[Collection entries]
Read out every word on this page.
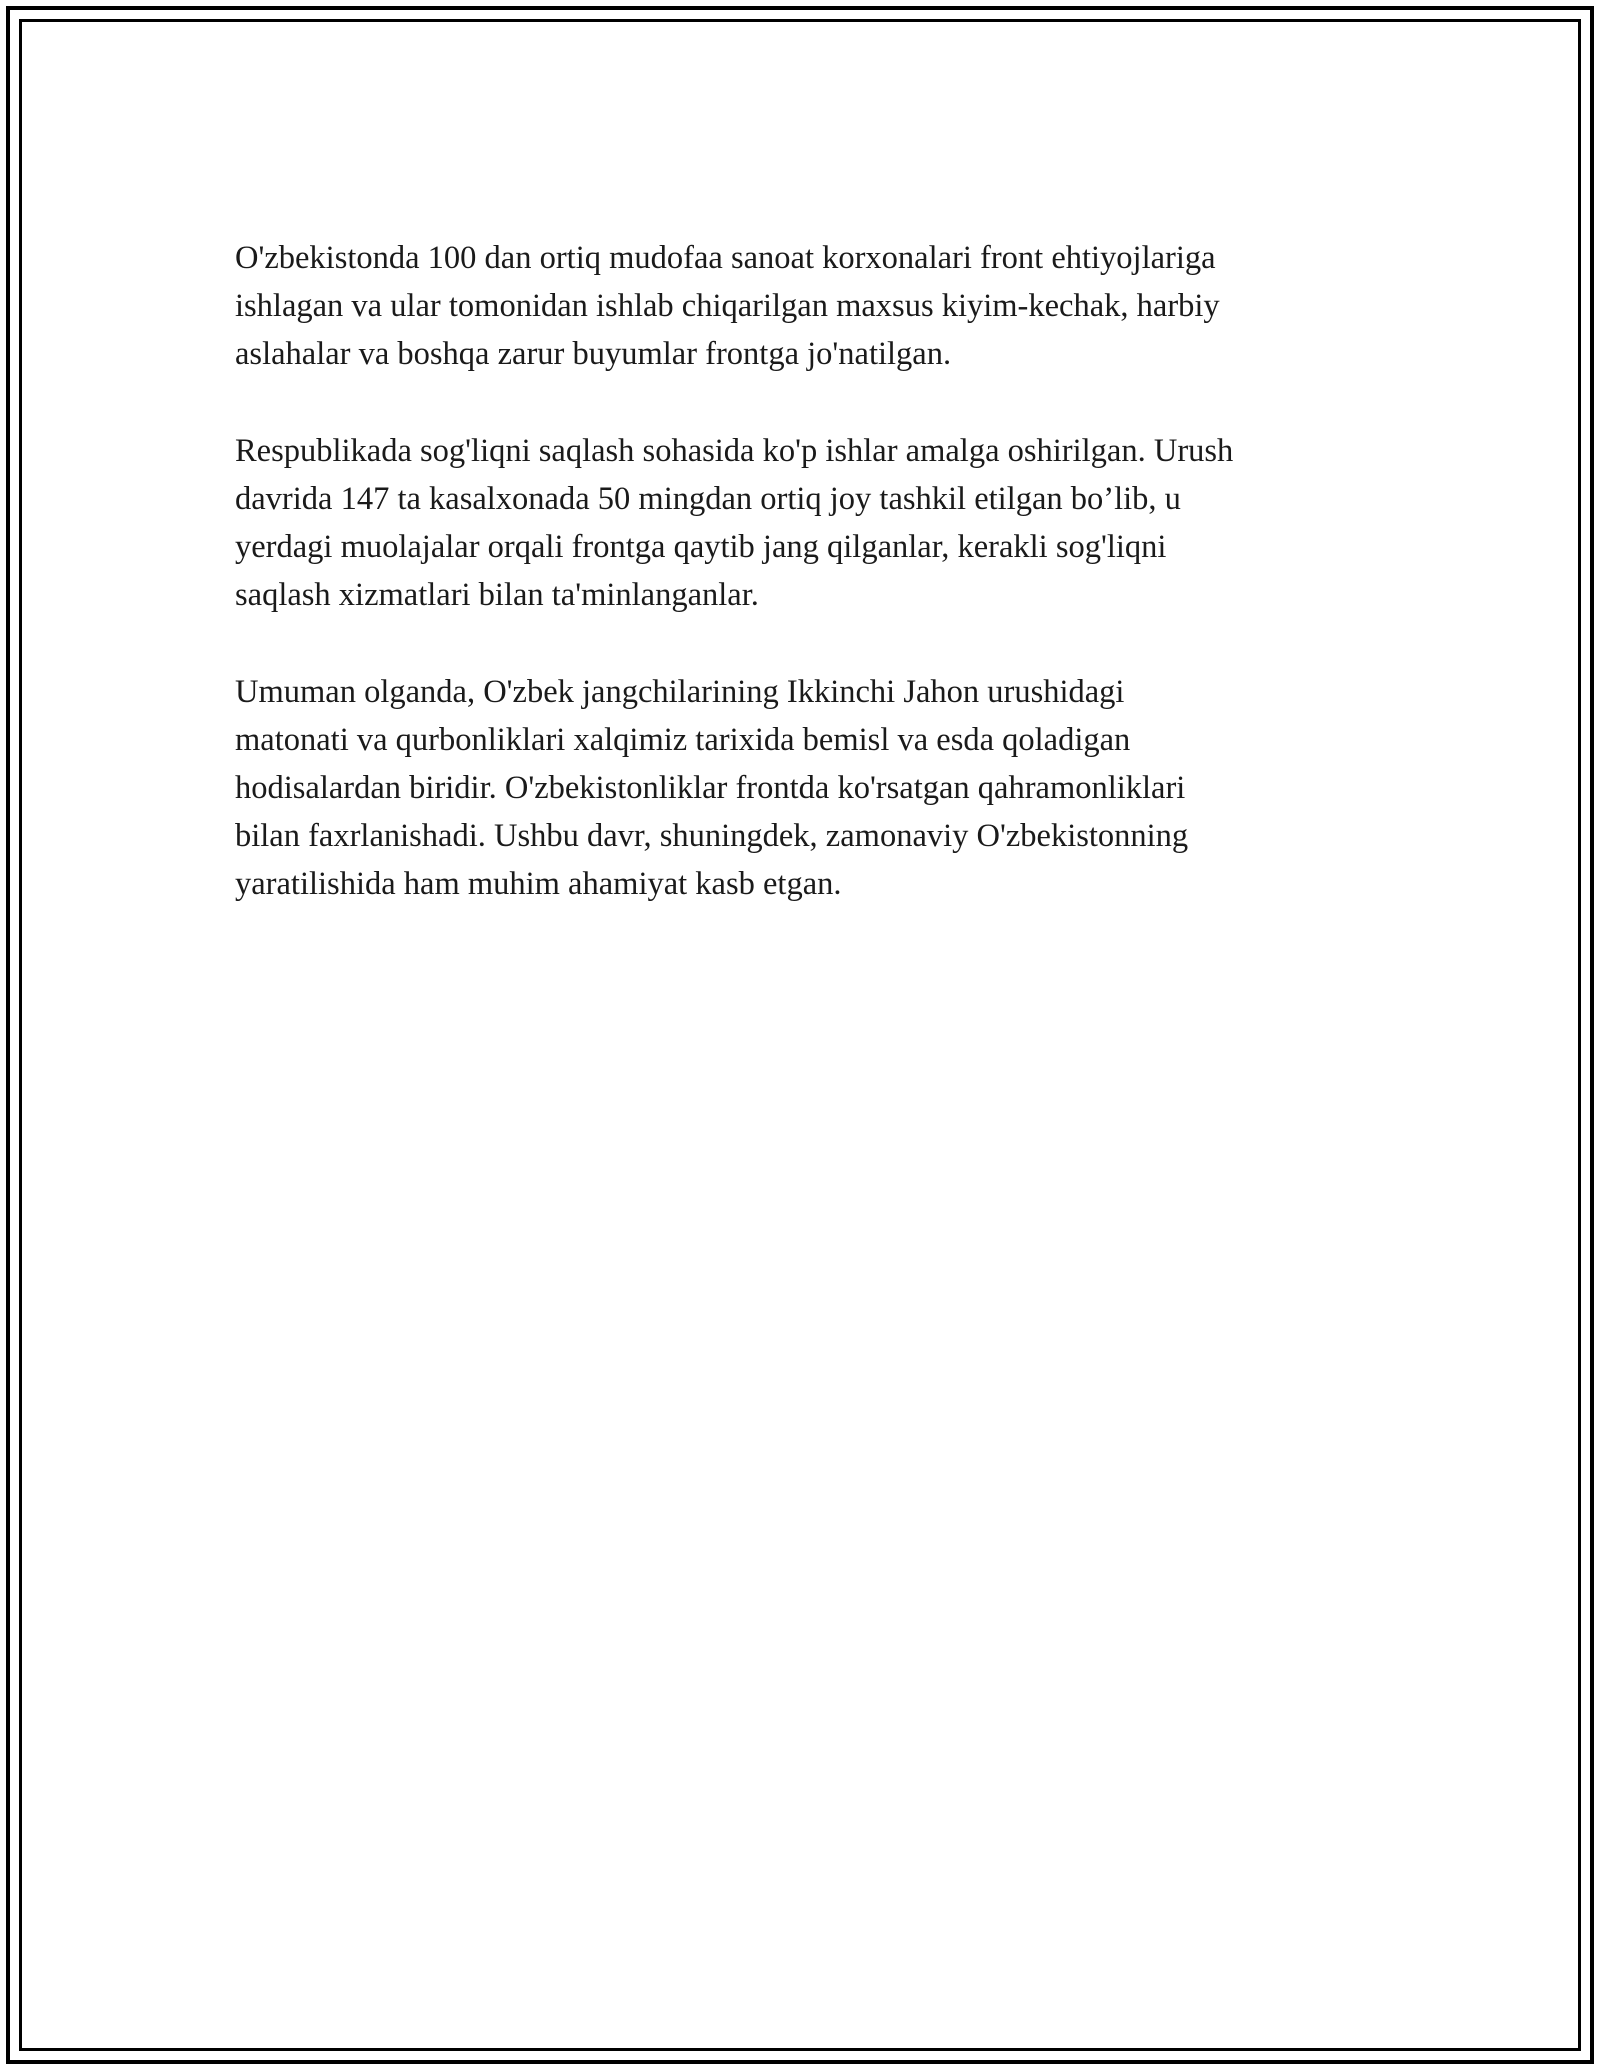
O'zbekistonda 100 dan ortiq mudofaa sanoat korxonalari front ehtiyojlariga
ishlagan va ular tomonidan ishlab chiqarilgan maxsus kiyim-kechak, harbiy
aslahalar va boshqa zarur buyumlar frontga jo'natilgan.

Respublikada sog'liqni saqlash sohasida ko'p ishlar amalga oshirilgan. Urush
davrida 147 ta kasalxonada 50 mingdan ortiq joy tashkil etilgan bo’lib, u
yerdagi muolajalar orqali frontga qaytib jang qilganlar, kerakli sog'liqni
saqlash xizmatlari bilan ta'minlanganlar.

Umuman olganda, O'zbek jangchilarining Ikkinchi Jahon urushidagi
matonati va qurbonliklari xalqimiz tarixida bemisl va esda qoladigan
hodisalardan biridir. O'zbekistonliklar frontda ko'rsatgan qahramonliklari
bilan faxrlanishadi. Ushbu davr, shuningdek, zamonaviy O'zbekistonning
yaratilishida ham muhim ahamiyat kasb etgan.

#### Instructions to follow:
Your task is to set down the records shown above exactly, minus any pictures.

#### Expected output:
Read out every word on this page.
O'zbekistonda 100 dan ortiq mudofaa sanoat korxonalari front ehtiyojlariga
ishlagan va ular tomonidan ishlab chiqarilgan maxsus kiyim-kechak, harbiy
aslahalar va boshqa zarur buyumlar frontga jo'natilgan.

Respublikada sog'liqni saqlash sohasida ko'p ishlar amalga oshirilgan. Urush
davrida 147 ta kasalxonada 50 mingdan ortiq joy tashkil etilgan bo’lib, u
yerdagi muolajalar orqali frontga qaytib jang qilganlar, kerakli sog'liqni
saqlash xizmatlari bilan ta'minlanganlar.

Umuman olganda, O'zbek jangchilarining Ikkinchi Jahon urushidagi
matonati va qurbonliklari xalqimiz tarixida bemisl va esda qoladigan
hodisalardan biridir. O'zbekistonliklar frontda ko'rsatgan qahramonliklari
bilan faxrlanishadi. Ushbu davr, shuningdek, zamonaviy O'zbekistonning
yaratilishida ham muhim ahamiyat kasb etgan.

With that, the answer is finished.